--- start Provided data ---
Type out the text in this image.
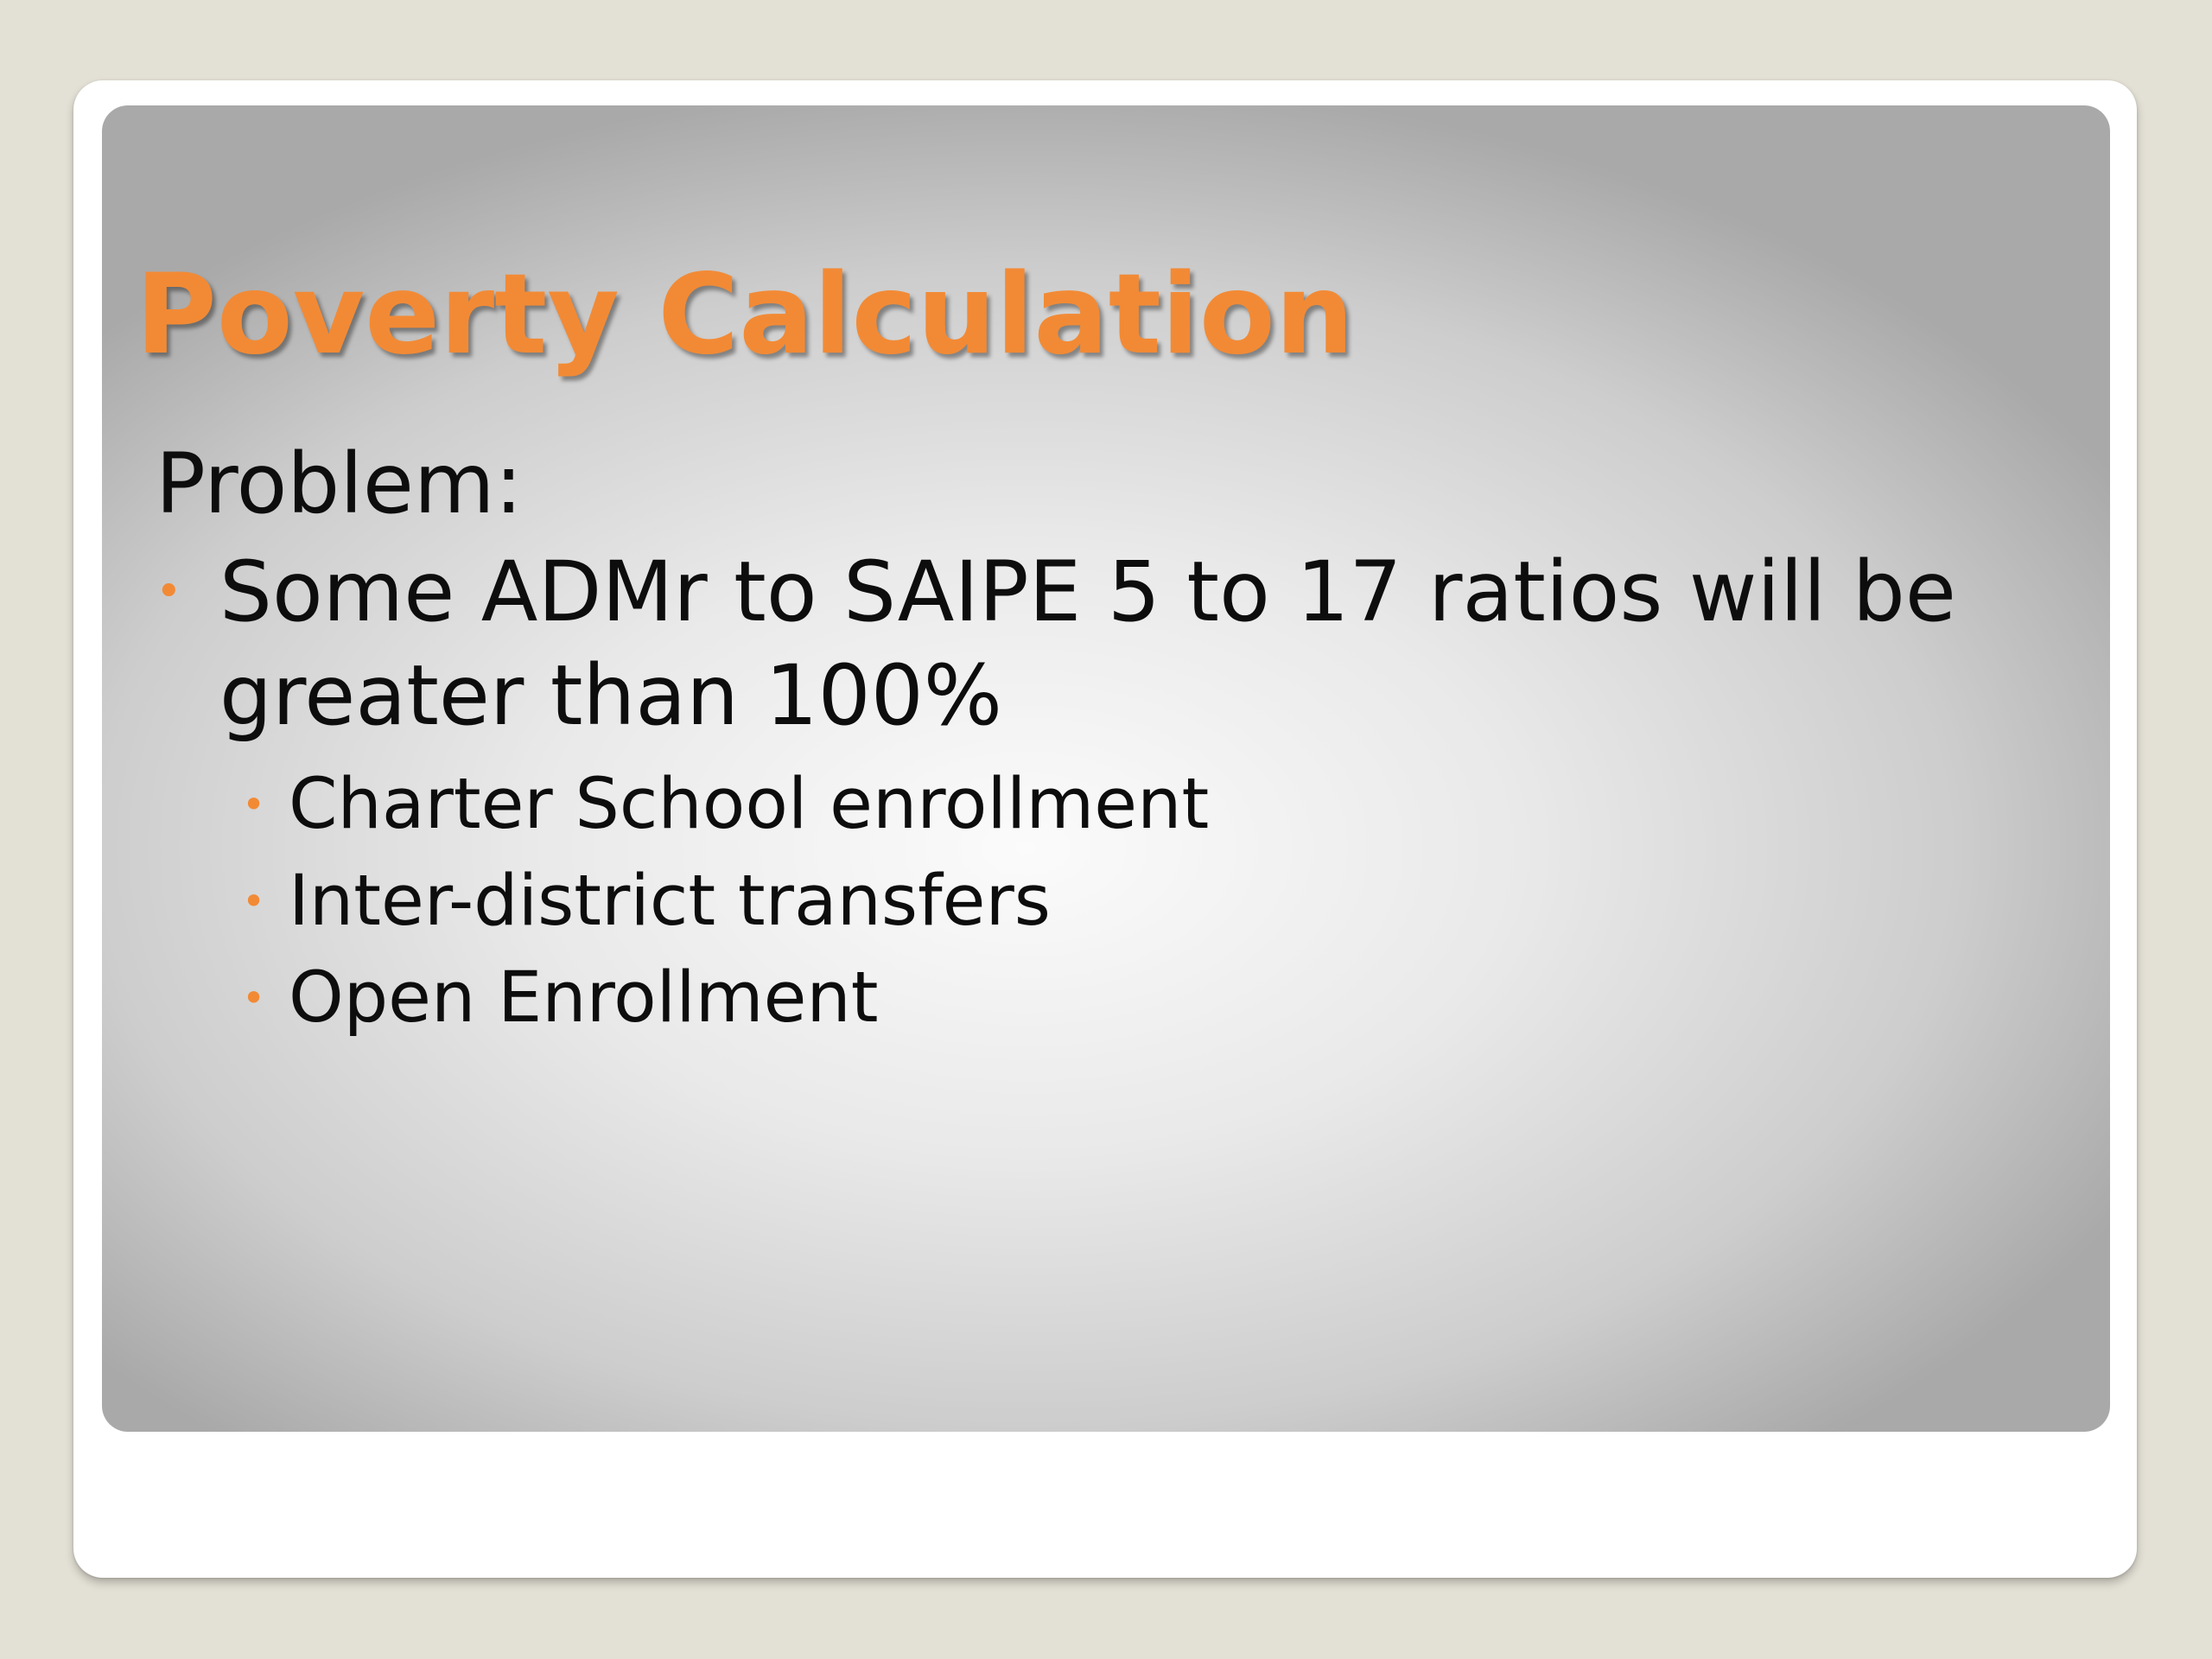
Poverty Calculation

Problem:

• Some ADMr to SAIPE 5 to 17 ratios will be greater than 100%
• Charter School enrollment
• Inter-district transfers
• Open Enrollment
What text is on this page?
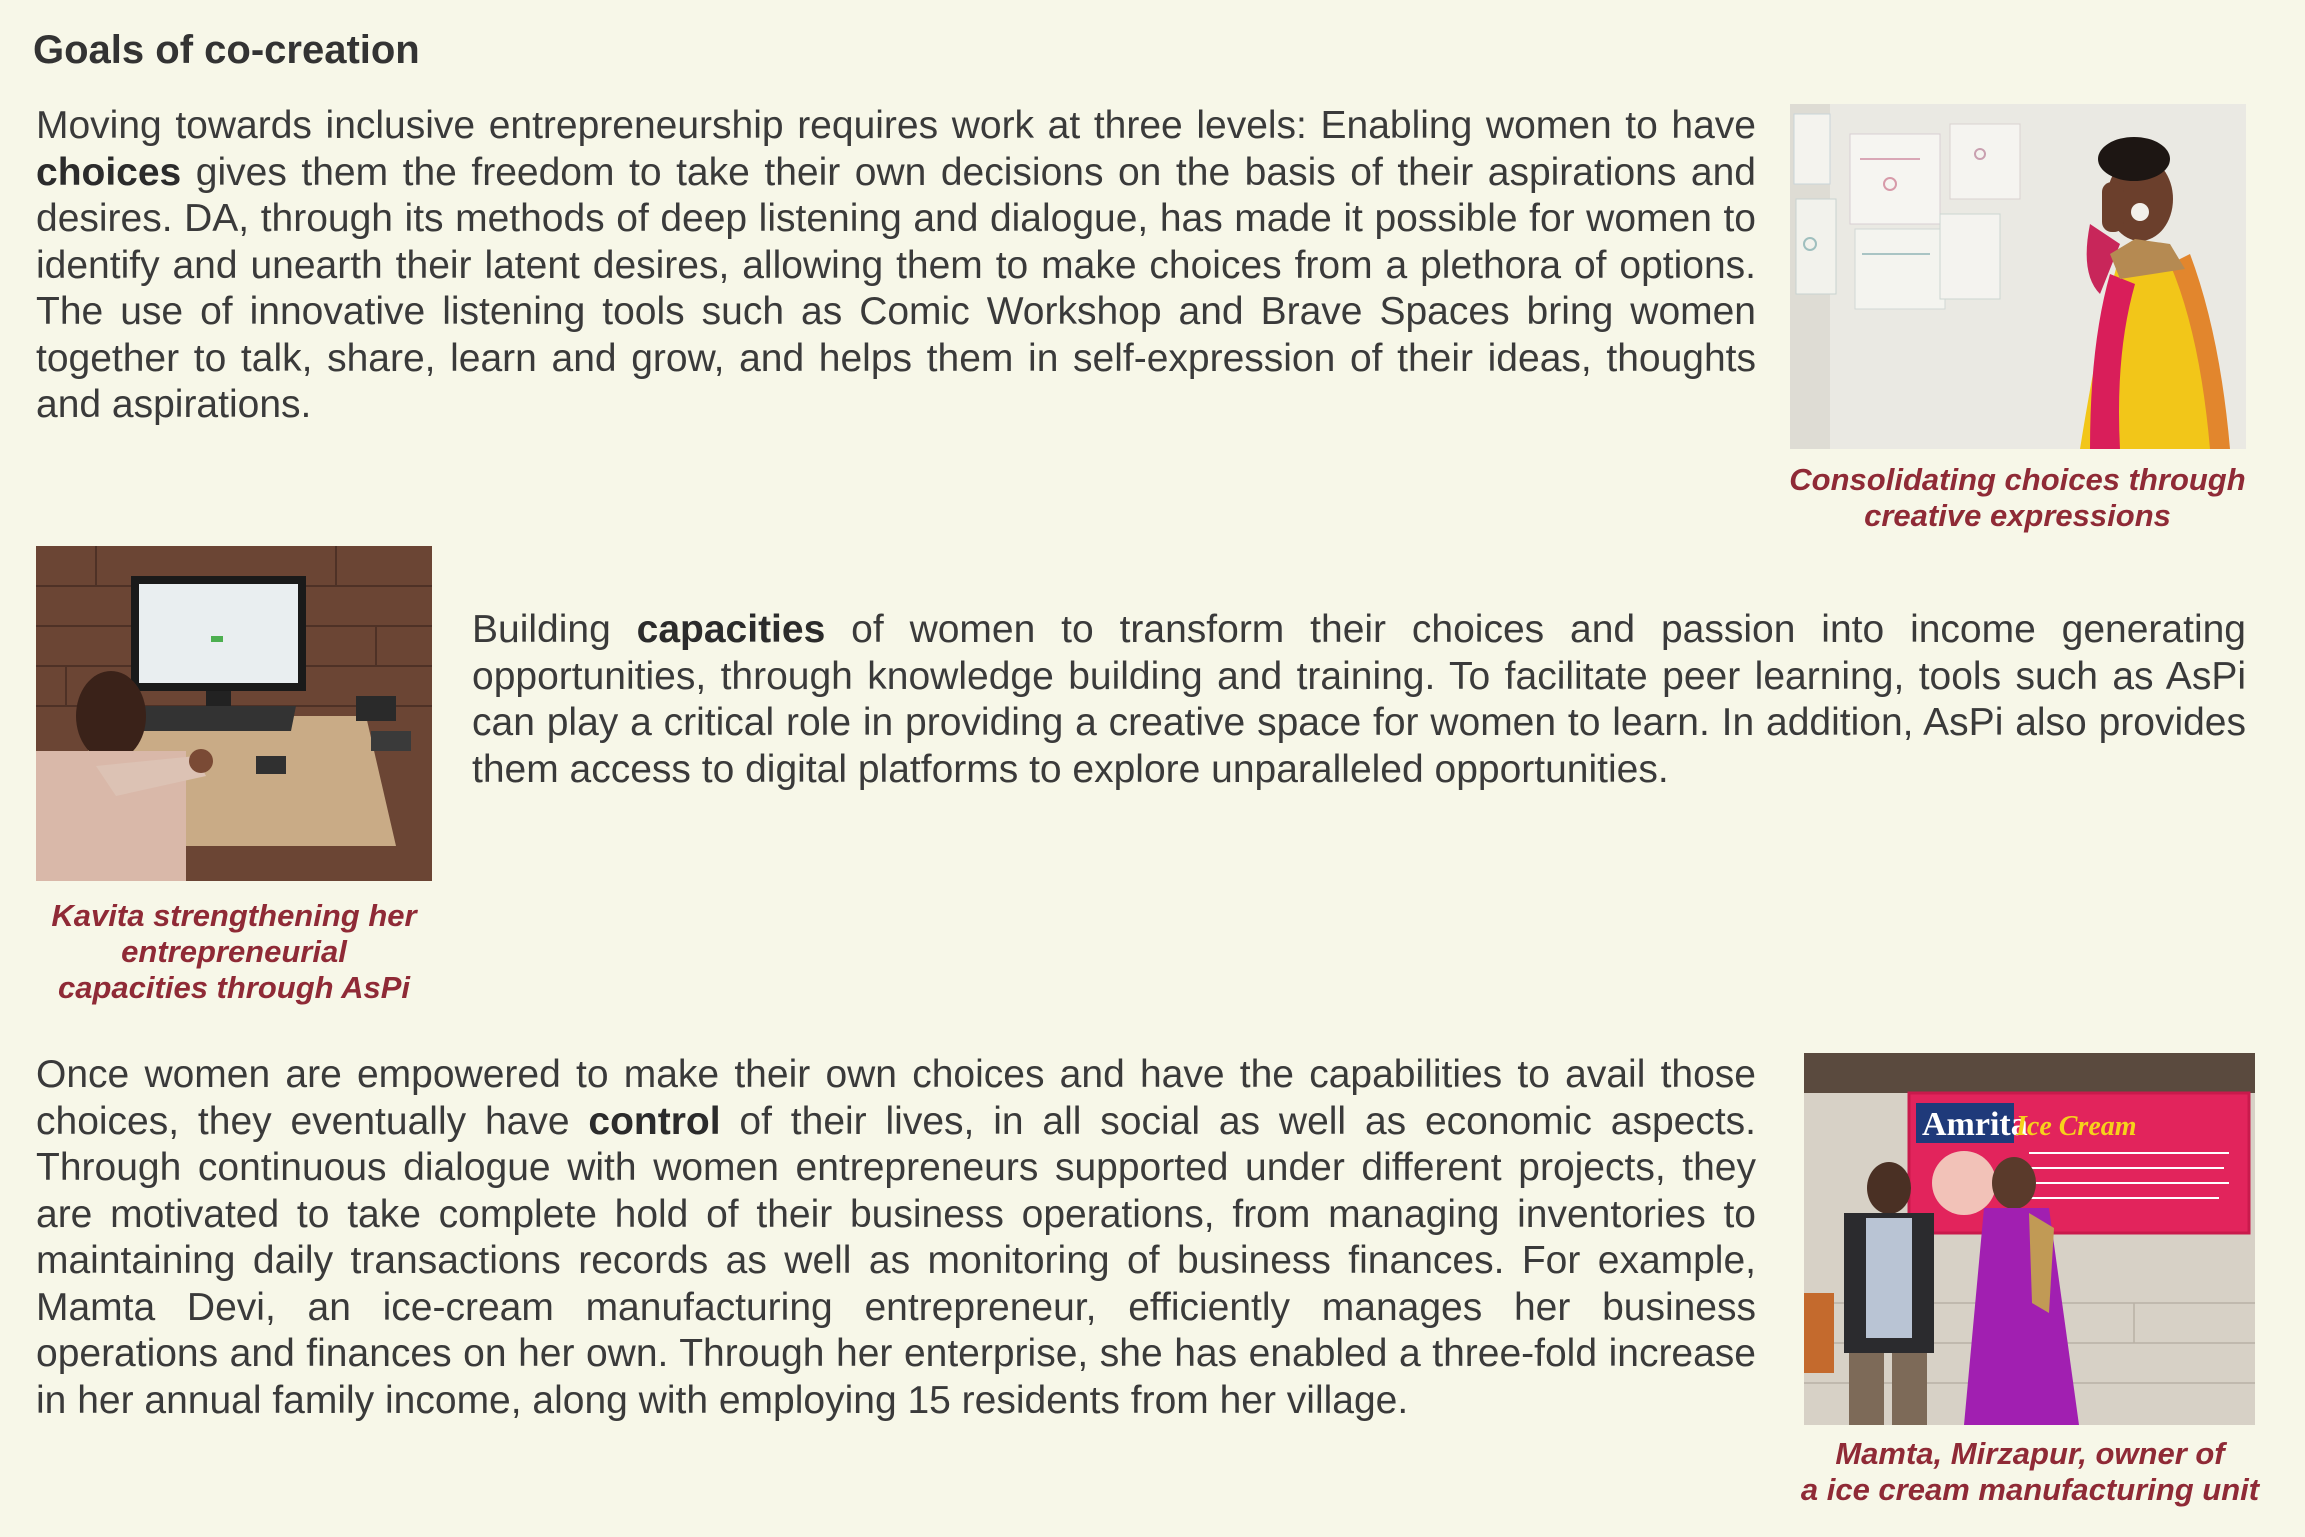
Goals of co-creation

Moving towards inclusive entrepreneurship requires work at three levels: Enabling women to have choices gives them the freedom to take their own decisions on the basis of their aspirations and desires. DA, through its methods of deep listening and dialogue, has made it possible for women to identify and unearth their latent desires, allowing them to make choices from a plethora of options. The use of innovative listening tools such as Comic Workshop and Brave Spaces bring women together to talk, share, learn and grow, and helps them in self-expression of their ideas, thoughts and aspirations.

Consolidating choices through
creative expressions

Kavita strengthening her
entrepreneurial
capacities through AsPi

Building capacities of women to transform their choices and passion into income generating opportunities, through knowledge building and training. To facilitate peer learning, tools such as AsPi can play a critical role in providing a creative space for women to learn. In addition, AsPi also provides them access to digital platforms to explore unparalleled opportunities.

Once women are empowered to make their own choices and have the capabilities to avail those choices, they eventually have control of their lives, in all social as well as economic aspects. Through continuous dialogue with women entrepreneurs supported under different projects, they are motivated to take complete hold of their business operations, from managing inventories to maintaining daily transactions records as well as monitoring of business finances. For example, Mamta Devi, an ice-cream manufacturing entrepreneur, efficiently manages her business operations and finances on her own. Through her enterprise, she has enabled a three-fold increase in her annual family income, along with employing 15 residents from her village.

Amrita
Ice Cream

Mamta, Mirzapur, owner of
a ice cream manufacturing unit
--- end Provided data ---
• Stated goal: The material above holds pictures; copy everything else in it exactly.

• The response:
Type out the text in this image.
Poverty Calculation

Problem:

• Some ADMr to SAIPE 5 to 17 ratios will be greater than 100%
• Charter School enrollment
• Inter-district transfers
• Open Enrollment
What text is on this page?
Goals of co-creation

Moving towards inclusive entrepreneurship requires work at three levels: Enabling women to have choices gives them the freedom to take their own decisions on the basis of their aspirations and desires. DA, through its methods of deep listening and dialogue, has made it possible for women to identify and unearth their latent desires, allowing them to make choices from a plethora of options. The use of innovative listening tools such as Comic Workshop and Brave Spaces bring women together to talk, share, learn and grow, and helps them in self-expression of their ideas, thoughts and aspirations.

Consolidating choices through
creative expressions

Kavita strengthening her
entrepreneurial
capacities through AsPi

Building capacities of women to transform their choices and passion into income generating opportunities, through knowledge building and training. To facilitate peer learning, tools such as AsPi can play a critical role in providing a creative space for women to learn. In addition, AsPi also provides them access to digital platforms to explore unparalleled opportunities.

Once women are empowered to make their own choices and have the capabilities to avail those choices, they eventually have control of their lives, in all social as well as economic aspects. Through continuous dialogue with women entrepreneurs supported under different projects, they are motivated to take complete hold of their business operations, from managing inventories to maintaining daily transactions records as well as monitoring of business finances. For example, Mamta Devi, an ice-cream manufacturing entrepreneur, efficiently manages her business operations and finances on her own. Through her enterprise, she has enabled a three-fold increase in her annual family income, along with employing 15 residents from her village.

Amrita
Ice Cream

Mamta, Mirzapur, owner of
a ice cream manufacturing unit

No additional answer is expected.